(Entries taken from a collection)
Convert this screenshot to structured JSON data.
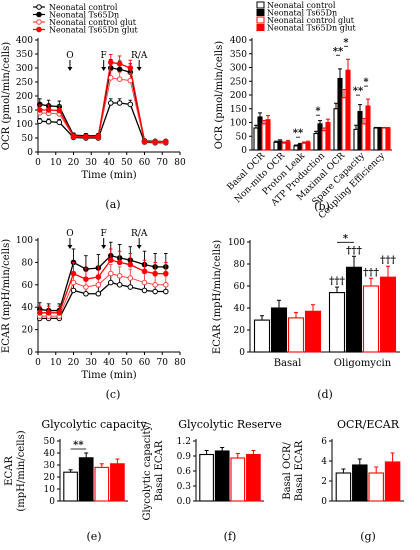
{
  "chart_data": [
    {
      "id": "a",
      "type": "line",
      "panel_label": "(a)",
      "xlabel": "Time (min)",
      "ylabel": "OCR (pmol/min/cells)",
      "xlim": [
        0,
        80
      ],
      "ylim": [
        0,
        400
      ],
      "xticks": [
        0,
        10,
        20,
        30,
        40,
        50,
        60,
        70,
        80
      ],
      "yticks": [
        0,
        50,
        100,
        150,
        200,
        250,
        300,
        350,
        400
      ],
      "legend": [
        "Neonatal control",
        "Neonatal Ts65Dn",
        "Neonatal control glut",
        "Neonatal Ts65Dn glut"
      ],
      "injections": [
        {
          "label": "O",
          "x": 18
        },
        {
          "label": "F",
          "x": 37
        },
        {
          "label": "R/A",
          "x": 57
        }
      ],
      "x": [
        1,
        6,
        12,
        20,
        27,
        34,
        41,
        46,
        52,
        60,
        66,
        72
      ],
      "series": [
        {
          "name": "Neonatal control",
          "values": [
            110,
            108,
            106,
            52,
            50,
            50,
            175,
            175,
            170,
            35,
            33,
            33
          ],
          "error": [
            10,
            10,
            10,
            6,
            6,
            6,
            15,
            15,
            15,
            5,
            5,
            5
          ]
        },
        {
          "name": "Neonatal Ts65Dn",
          "values": [
            170,
            165,
            162,
            60,
            58,
            58,
            300,
            295,
            285,
            40,
            38,
            38
          ],
          "error": [
            20,
            20,
            20,
            8,
            8,
            8,
            30,
            30,
            30,
            6,
            6,
            6
          ]
        },
        {
          "name": "Neonatal control glut",
          "values": [
            140,
            138,
            136,
            55,
            53,
            53,
            265,
            260,
            255,
            36,
            35,
            35
          ],
          "error": [
            15,
            15,
            15,
            6,
            6,
            6,
            25,
            25,
            25,
            5,
            5,
            5
          ]
        },
        {
          "name": "Neonatal Ts65Dn glut",
          "values": [
            150,
            150,
            148,
            57,
            55,
            55,
            320,
            315,
            300,
            38,
            37,
            37
          ],
          "error": [
            18,
            18,
            18,
            7,
            7,
            7,
            28,
            28,
            28,
            5,
            5,
            5
          ]
        }
      ]
    },
    {
      "id": "b",
      "type": "bar",
      "panel_label": "(b)",
      "ylabel": "OCR (pmol/min/cells)",
      "ylim": [
        0,
        400
      ],
      "yticks": [
        0,
        50,
        100,
        150,
        200,
        250,
        300,
        350,
        400
      ],
      "legend": [
        "Neonatal control",
        "Neonatal Ts65Dn",
        "Neonatal control glut",
        "Neonatal Ts65Dn glut"
      ],
      "categories": [
        "Basal OCR",
        "Non-mito OCR",
        "Proton Leak",
        "ATP Production",
        "Maximal OCR",
        "Spare Capacity",
        "Coupling Efficiency"
      ],
      "series": [
        {
          "name": "Neonatal control",
          "values": [
            80,
            28,
            15,
            60,
            150,
            75,
            80
          ],
          "error": [
            10,
            4,
            3,
            8,
            20,
            15,
            2
          ]
        },
        {
          "name": "Neonatal Ts65Dn",
          "values": [
            120,
            32,
            20,
            95,
            260,
            140,
            80
          ],
          "error": [
            15,
            5,
            4,
            12,
            35,
            25,
            2
          ]
        },
        {
          "name": "Neonatal control glut",
          "values": [
            95,
            25,
            25,
            70,
            190,
            95,
            80
          ],
          "error": [
            12,
            4,
            4,
            10,
            30,
            20,
            2
          ]
        },
        {
          "name": "Neonatal Ts65Dn glut",
          "values": [
            110,
            30,
            28,
            100,
            290,
            160,
            80
          ],
          "error": [
            15,
            5,
            4,
            12,
            40,
            25,
            2
          ]
        }
      ],
      "annotations": [
        {
          "label": "**",
          "category": 2
        },
        {
          "label": "*",
          "category": 3
        },
        {
          "label": "**",
          "category": 4
        },
        {
          "label": "*",
          "category": 4
        },
        {
          "label": "**",
          "category": 5
        },
        {
          "label": "*",
          "category": 5
        }
      ]
    },
    {
      "id": "c",
      "type": "line",
      "panel_label": "(c)",
      "xlabel": "Time (min)",
      "ylabel": "ECAR (mpH/min/cells)",
      "xlim": [
        0,
        80
      ],
      "ylim": [
        0,
        100
      ],
      "xticks": [
        0,
        10,
        20,
        30,
        40,
        50,
        60,
        70,
        80
      ],
      "yticks": [
        0,
        20,
        40,
        60,
        80,
        100
      ],
      "injections": [
        {
          "label": "O",
          "x": 18
        },
        {
          "label": "F",
          "x": 37
        },
        {
          "label": "R/A",
          "x": 57
        }
      ],
      "x": [
        1,
        6,
        12,
        20,
        27,
        34,
        41,
        46,
        52,
        60,
        66,
        72
      ],
      "series": [
        {
          "name": "Neonatal control",
          "values": [
            30,
            30,
            30,
            55,
            52,
            52,
            62,
            60,
            58,
            55,
            54,
            54
          ],
          "error": [
            4,
            4,
            4,
            6,
            6,
            6,
            7,
            7,
            7,
            6,
            6,
            6
          ]
        },
        {
          "name": "Neonatal Ts65Dn",
          "values": [
            38,
            37,
            37,
            80,
            74,
            75,
            86,
            84,
            82,
            78,
            76,
            76
          ],
          "error": [
            6,
            6,
            6,
            12,
            12,
            12,
            12,
            12,
            12,
            12,
            12,
            12
          ]
        },
        {
          "name": "Neonatal control glut",
          "values": [
            32,
            32,
            32,
            62,
            58,
            60,
            70,
            68,
            66,
            62,
            60,
            60
          ],
          "error": [
            5,
            5,
            5,
            8,
            8,
            8,
            8,
            8,
            8,
            8,
            8,
            8
          ]
        },
        {
          "name": "Neonatal Ts65Dn glut",
          "values": [
            35,
            35,
            35,
            70,
            65,
            67,
            82,
            80,
            78,
            72,
            70,
            70
          ],
          "error": [
            6,
            6,
            6,
            10,
            10,
            10,
            10,
            10,
            10,
            10,
            10,
            10
          ]
        }
      ]
    },
    {
      "id": "d",
      "type": "bar",
      "panel_label": "(d)",
      "ylabel": "ECAR (mpH/min/cells)",
      "ylim": [
        0,
        100
      ],
      "yticks": [
        0,
        20,
        40,
        60,
        80,
        100
      ],
      "categories": [
        "Basal",
        "Oligomycin"
      ],
      "series": [
        {
          "name": "Neonatal control",
          "values": [
            29,
            54
          ],
          "error": [
            4,
            5
          ]
        },
        {
          "name": "Neonatal Ts65Dn",
          "values": [
            40,
            77
          ],
          "error": [
            7,
            10
          ]
        },
        {
          "name": "Neonatal control glut",
          "values": [
            31,
            60
          ],
          "error": [
            5,
            7
          ]
        },
        {
          "name": "Neonatal Ts65Dn glut",
          "values": [
            37,
            68
          ],
          "error": [
            6,
            10
          ]
        }
      ],
      "annotations": [
        {
          "label": "*",
          "category": 1
        },
        {
          "label": "†††",
          "category": 1,
          "series": 0
        },
        {
          "label": "†††",
          "category": 1,
          "series": 1
        },
        {
          "label": "†††",
          "category": 1,
          "series": 2
        },
        {
          "label": "†††",
          "category": 1,
          "series": 3
        }
      ]
    },
    {
      "id": "e",
      "type": "bar",
      "panel_label": "(e)",
      "title": "Glycolytic capacity",
      "ylabel": "ECAR (mpH/min/cells)",
      "ylim": [
        0,
        50
      ],
      "yticks": [
        0,
        10,
        20,
        30,
        40,
        50
      ],
      "categories": [
        ""
      ],
      "series": [
        {
          "name": "Neonatal control",
          "values": [
            24
          ],
          "error": [
            2
          ]
        },
        {
          "name": "Neonatal Ts65Dn",
          "values": [
            36
          ],
          "error": [
            4
          ]
        },
        {
          "name": "Neonatal control glut",
          "values": [
            28
          ],
          "error": [
            3
          ]
        },
        {
          "name": "Neonatal Ts65Dn glut",
          "values": [
            31
          ],
          "error": [
            4
          ]
        }
      ],
      "annotations": [
        {
          "label": "**"
        }
      ]
    },
    {
      "id": "f",
      "type": "bar",
      "panel_label": "(f)",
      "title": "Glycolytic Reserve",
      "ylabel": "Glycolytic capacity/ Basal ECAR",
      "ylim": [
        0,
        1.2
      ],
      "yticks": [
        0,
        0.3,
        0.6,
        0.9,
        1.2
      ],
      "ytick_labels": [
        "0.0",
        "0.3",
        "0.6",
        "0.9",
        "1.2"
      ],
      "categories": [
        ""
      ],
      "series": [
        {
          "name": "Neonatal control",
          "values": [
            0.93
          ],
          "error": [
            0.08
          ]
        },
        {
          "name": "Neonatal Ts65Dn",
          "values": [
            1.0
          ],
          "error": [
            0.07
          ]
        },
        {
          "name": "Neonatal control glut",
          "values": [
            0.86
          ],
          "error": [
            0.09
          ]
        },
        {
          "name": "Neonatal Ts65Dn glut",
          "values": [
            0.93
          ],
          "error": [
            0.08
          ]
        }
      ]
    },
    {
      "id": "g",
      "type": "bar",
      "panel_label": "(g)",
      "title": "OCR/ECAR",
      "ylabel": "Basal OCR/ Basal ECAR",
      "ylim": [
        0,
        6
      ],
      "yticks": [
        0,
        2,
        4,
        6
      ],
      "categories": [
        ""
      ],
      "series": [
        {
          "name": "Neonatal control",
          "values": [
            2.8
          ],
          "error": [
            0.4
          ]
        },
        {
          "name": "Neonatal Ts65Dn",
          "values": [
            3.6
          ],
          "error": [
            0.6
          ]
        },
        {
          "name": "Neonatal control glut",
          "values": [
            2.8
          ],
          "error": [
            0.6
          ]
        },
        {
          "name": "Neonatal Ts65Dn glut",
          "values": [
            3.9
          ],
          "error": [
            0.9
          ]
        }
      ]
    }
  ],
  "styles": {
    "colors": [
      "#ffffff",
      "#000000",
      "#ffffff",
      "#ff0000"
    ],
    "strokes": [
      "#000000",
      "#000000",
      "#ff0000",
      "#ff0000"
    ],
    "line_colors": [
      "#000000",
      "#000000",
      "#ff4040",
      "#ff0000"
    ],
    "markers": [
      "circle-open",
      "circle-filled",
      "circle-open",
      "circle-filled"
    ]
  }
}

> [Set task]:
Copy whichever lines in the listing above contain the word "title".

> [Solution below]:
      "title": "Glycolytic capacity",
      "title": "Glycolytic Reserve",
      "title": "OCR/ECAR",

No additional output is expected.